>> begin Source

Maker will mail to the holder of this Note at least ten (10) days prior to the
earliest date specified therein, a notice specifying:

              (a)  The date on which any such record is to be taken for the
    purpose of such dividend, distribution or right, and the amount and 
    character of such dividend, distribution or right; and,

              (b)  The date on which any such reorganization, reclassification,
    transfer, consolidation, merger, dissolution, liquidation or winding-up is
    expected to become effective and the record date for determining
    shareholders entitled to vote theron.

         2.4  RESERVATION OF STOCK ISSUABLE UPON CONVERSION.  Maker shall at
all times reserve and keep available out of its authorized but unissued shares
of Common Stock solely for the purpose of effecting the conversion of the Note
such number of its shares of Common Stock as shall from time to time be
sufficient to effect the conversion of the Note; and if at any time the number
of authorized but unissued shares of Common Stock shall not be sufficient to
effect the conversion of the entire outstanding principal amount of this Note,
in addition to such other remedies as shall be available to the holder of this
Note, Maker will use its reasonable best efforts to take such corporate action
as may, in the opinion of its counsel, be necessary to increase its authorized
but unissued shares of Common Stock to such number of shares as shall be
sufficient for such purposes.



                                          4


<PAGE>


    3.   MATCHING RIGHT.

    If during the term of this Note, Maker shall issue any Common Stock to any
person in any circumstances, Lender shall have the right (exercisable by written
notice of exercise delivered to Maker no later than 60 days after Maker's
written notice to Lender of such issuance to such other person, accompanied by a
cashier's check for payment in full), but not the obligation, to purchase from
Maker (at the Conversion Price in effect on the date of the issuance to the
other person) the same number of shares of Common Stock issued to the other
person.  This right may be exercised any number of times, and no non-exercise
shall affect such right in future instances.

    4.   MISCELLANEOUS.

    The rights and obligations of Maker and Lender shall be binding upon and
benefit the successors, assigns, heirs, administrators, and transferees of Maker
and Lender.

    Lender shall not be deemed by any act or omission or commission to have
waived any of its rights or remedies hereunder unless such waiver is in writing
and expressly stated as such and signed by Lender and then only to the extent
specifically set forth in the writing.  A waiver of one event shall not be
construed as continuing or a bar to or waiver of any right or remedy as to a
subsequent event.  Maker expressly agrees that this Note, or any payment
hereunder, may be extended from time to time and consents to the acceptance of
security, if any, or the release of security, if any, from this Note, all
without in any way affecting the liability of Maker.

    Any notice that Maker or Lender desires to give to the other related to
this Note shall be in writing and shall be deemed delivered when personally
delivered by any courier service which obtains a receipt upon delivery to an
officer or registered agent of the respective corporation, or two business days
after deposit in the United States mail, certified mail, return receipt
requested, postage prepaid, addressed to the party being notified at its
respective address specified in this Note.

>> end Source

- **Stated goal 1**:
Update the entries from their first line through the line containing "folder-icon (2, 140, 18, 153)", replacing "list-item" with "list-row" and leaving everything else unchanged. Return only those lines.
- **Stated goal 2**:
Write the next passage of the convertible promissory note, starting after its final sentence.
The text and the entries bear no relation to each other.

>> begin Stored rows

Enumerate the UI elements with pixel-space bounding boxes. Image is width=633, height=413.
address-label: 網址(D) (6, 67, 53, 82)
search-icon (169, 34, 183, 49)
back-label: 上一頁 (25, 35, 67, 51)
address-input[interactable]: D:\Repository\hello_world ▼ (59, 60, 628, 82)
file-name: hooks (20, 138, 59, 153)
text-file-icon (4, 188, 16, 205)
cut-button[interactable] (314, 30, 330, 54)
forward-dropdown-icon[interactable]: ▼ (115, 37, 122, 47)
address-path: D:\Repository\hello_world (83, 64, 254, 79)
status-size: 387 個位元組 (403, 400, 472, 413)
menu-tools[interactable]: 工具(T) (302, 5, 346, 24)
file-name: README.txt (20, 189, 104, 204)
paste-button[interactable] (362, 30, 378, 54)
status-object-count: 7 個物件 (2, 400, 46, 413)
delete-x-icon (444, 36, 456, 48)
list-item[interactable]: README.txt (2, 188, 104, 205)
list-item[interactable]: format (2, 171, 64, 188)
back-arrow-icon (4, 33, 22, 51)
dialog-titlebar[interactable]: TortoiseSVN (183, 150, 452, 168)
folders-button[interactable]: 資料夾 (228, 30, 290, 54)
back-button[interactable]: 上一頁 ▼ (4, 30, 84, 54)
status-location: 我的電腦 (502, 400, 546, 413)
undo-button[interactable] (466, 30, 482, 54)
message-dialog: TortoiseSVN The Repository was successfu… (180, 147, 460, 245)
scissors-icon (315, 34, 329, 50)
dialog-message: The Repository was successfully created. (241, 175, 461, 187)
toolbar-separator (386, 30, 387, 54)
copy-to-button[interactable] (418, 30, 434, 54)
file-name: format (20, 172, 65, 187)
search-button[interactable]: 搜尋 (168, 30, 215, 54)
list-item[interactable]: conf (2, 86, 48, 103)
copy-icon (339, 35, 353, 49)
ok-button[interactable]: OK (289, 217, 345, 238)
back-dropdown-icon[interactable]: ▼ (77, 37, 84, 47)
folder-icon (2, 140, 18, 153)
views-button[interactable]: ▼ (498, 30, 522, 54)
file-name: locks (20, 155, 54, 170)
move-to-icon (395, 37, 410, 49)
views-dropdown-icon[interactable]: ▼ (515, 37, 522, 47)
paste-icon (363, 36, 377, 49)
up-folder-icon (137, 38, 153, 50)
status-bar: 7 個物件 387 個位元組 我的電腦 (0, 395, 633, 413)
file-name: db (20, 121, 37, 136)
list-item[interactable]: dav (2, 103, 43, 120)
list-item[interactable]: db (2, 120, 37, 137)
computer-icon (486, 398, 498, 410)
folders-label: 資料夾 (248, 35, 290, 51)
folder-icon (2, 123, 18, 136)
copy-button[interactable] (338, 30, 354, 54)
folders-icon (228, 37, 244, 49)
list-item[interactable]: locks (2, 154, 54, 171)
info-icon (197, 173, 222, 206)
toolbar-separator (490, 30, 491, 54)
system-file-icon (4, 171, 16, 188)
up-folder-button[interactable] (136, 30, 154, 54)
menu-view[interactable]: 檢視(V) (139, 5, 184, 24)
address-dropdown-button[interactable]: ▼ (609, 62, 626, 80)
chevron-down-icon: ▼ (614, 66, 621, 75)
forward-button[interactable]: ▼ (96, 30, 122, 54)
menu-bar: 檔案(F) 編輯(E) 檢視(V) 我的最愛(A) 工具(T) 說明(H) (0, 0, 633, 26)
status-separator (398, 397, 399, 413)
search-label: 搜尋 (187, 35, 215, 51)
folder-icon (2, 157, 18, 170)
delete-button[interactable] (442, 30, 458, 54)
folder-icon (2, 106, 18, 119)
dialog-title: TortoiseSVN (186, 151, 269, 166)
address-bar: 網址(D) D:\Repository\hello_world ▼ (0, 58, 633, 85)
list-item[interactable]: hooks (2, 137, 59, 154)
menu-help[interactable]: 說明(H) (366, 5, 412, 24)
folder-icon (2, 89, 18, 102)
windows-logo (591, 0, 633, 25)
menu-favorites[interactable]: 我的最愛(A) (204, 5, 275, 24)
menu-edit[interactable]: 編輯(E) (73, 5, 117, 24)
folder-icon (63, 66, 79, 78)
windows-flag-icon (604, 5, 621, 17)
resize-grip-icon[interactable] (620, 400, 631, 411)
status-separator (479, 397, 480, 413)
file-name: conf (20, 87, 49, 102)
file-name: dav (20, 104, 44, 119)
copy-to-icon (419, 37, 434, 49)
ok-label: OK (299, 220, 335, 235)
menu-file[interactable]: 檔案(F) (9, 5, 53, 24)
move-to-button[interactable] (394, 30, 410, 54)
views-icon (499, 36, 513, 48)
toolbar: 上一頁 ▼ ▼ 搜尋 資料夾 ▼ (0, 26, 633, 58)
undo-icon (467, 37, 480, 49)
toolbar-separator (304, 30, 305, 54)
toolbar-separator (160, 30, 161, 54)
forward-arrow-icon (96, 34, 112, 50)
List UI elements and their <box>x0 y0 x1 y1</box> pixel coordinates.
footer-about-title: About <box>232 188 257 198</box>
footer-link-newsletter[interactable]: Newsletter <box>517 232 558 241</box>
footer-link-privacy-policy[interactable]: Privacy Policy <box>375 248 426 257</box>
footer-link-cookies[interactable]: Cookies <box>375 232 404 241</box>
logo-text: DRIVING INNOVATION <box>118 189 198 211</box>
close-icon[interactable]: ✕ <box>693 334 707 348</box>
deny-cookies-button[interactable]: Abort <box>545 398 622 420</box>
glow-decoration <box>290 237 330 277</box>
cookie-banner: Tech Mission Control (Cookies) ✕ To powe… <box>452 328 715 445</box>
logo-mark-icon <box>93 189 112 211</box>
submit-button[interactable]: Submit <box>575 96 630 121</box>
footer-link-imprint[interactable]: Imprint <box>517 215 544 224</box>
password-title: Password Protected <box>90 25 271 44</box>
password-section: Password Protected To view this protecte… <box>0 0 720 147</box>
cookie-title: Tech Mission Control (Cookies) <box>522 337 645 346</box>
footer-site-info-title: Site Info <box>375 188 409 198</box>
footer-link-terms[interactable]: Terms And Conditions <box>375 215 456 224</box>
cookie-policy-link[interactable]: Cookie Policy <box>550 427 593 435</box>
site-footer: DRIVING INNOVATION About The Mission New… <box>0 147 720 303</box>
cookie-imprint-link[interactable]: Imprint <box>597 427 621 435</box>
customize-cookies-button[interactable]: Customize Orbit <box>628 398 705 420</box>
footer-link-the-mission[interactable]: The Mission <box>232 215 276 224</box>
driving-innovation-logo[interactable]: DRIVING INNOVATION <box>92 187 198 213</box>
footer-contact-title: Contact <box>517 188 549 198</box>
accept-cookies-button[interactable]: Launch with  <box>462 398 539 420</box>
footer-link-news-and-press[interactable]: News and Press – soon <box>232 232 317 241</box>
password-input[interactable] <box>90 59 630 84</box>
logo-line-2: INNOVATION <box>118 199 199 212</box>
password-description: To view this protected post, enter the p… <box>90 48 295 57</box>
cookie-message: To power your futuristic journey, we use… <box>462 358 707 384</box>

>> end Stored rows

- **Response 1**:
Enumerate the UI elements with pixel-space bounding boxes. Image is width=633, height=413.
address-label: 網址(D) (6, 67, 53, 82)
search-icon (169, 34, 183, 49)
back-label: 上一頁 (25, 35, 67, 51)
address-input[interactable]: D:\Repository\hello_world ▼ (59, 60, 628, 82)
file-name: hooks (20, 138, 59, 153)
text-file-icon (4, 188, 16, 205)
cut-button[interactable] (314, 30, 330, 54)
forward-dropdown-icon[interactable]: ▼ (115, 37, 122, 47)
address-path: D:\Repository\hello_world (83, 64, 254, 79)
status-size: 387 個位元組 (403, 400, 472, 413)
menu-tools[interactable]: 工具(T) (302, 5, 346, 24)
file-name: README.txt (20, 189, 104, 204)
paste-button[interactable] (362, 30, 378, 54)
status-object-count: 7 個物件 (2, 400, 46, 413)
delete-x-icon (444, 36, 456, 48)
list-row[interactable]: README.txt (2, 188, 104, 205)
list-row[interactable]: format (2, 171, 64, 188)
back-arrow-icon (4, 33, 22, 51)
dialog-titlebar[interactable]: TortoiseSVN (183, 150, 452, 168)
folders-button[interactable]: 資料夾 (228, 30, 290, 54)
back-button[interactable]: 上一頁 ▼ (4, 30, 84, 54)
status-location: 我的電腦 (502, 400, 546, 413)
undo-button[interactable] (466, 30, 482, 54)
message-dialog: TortoiseSVN The Repository was successfu… (180, 147, 460, 245)
scissors-icon (315, 34, 329, 50)
dialog-message: The Repository was successfully created. (241, 175, 461, 187)
toolbar-separator (386, 30, 387, 54)
copy-to-button[interactable] (418, 30, 434, 54)
file-name: format (20, 172, 65, 187)
search-button[interactable]: 搜尋 (168, 30, 215, 54)
list-row[interactable]: conf (2, 86, 48, 103)
copy-icon (339, 35, 353, 49)
ok-button[interactable]: OK (289, 217, 345, 238)
back-dropdown-icon[interactable]: ▼ (77, 37, 84, 47)
folder-icon (2, 140, 18, 153)

- **Response 2**:
    If Lender should institute collection efforts, of any nature whatsoever, to
attempt to collect any and all amounts due hereunder upon the default of Maker
on this Note or under the Security Agreement, or any other efforts to enforce
any of its rights under this Note, Maker shall be liable to pay to Lender
immediately and without demand all reasonable costs and expenses of collection
incurred by Lender, including without limitation reasonable attorneys fees,
whether or not suit or other action or proceeding be instituted and specifically
including but not limited to collection efforts that may be made on appeal or
through a bankruptcy court, and all such sums shall be fully secured by all
instruments securing this Note.



                                          5

<PAGE>


    The provisions of this Note are intended by Maker to be severable and
divisible and the invalidity or unenforceability of a provision or term 
herein shall not invalidate or render unenforceable the remainder of this 
Note or any part thereof.

    This Note shall be construed in accordance with the laws of the State of
California without giving effect to principles of conflict of laws.

    IN WITNESS WHEREOF, Maker has executed this instrument in San Diego,
California.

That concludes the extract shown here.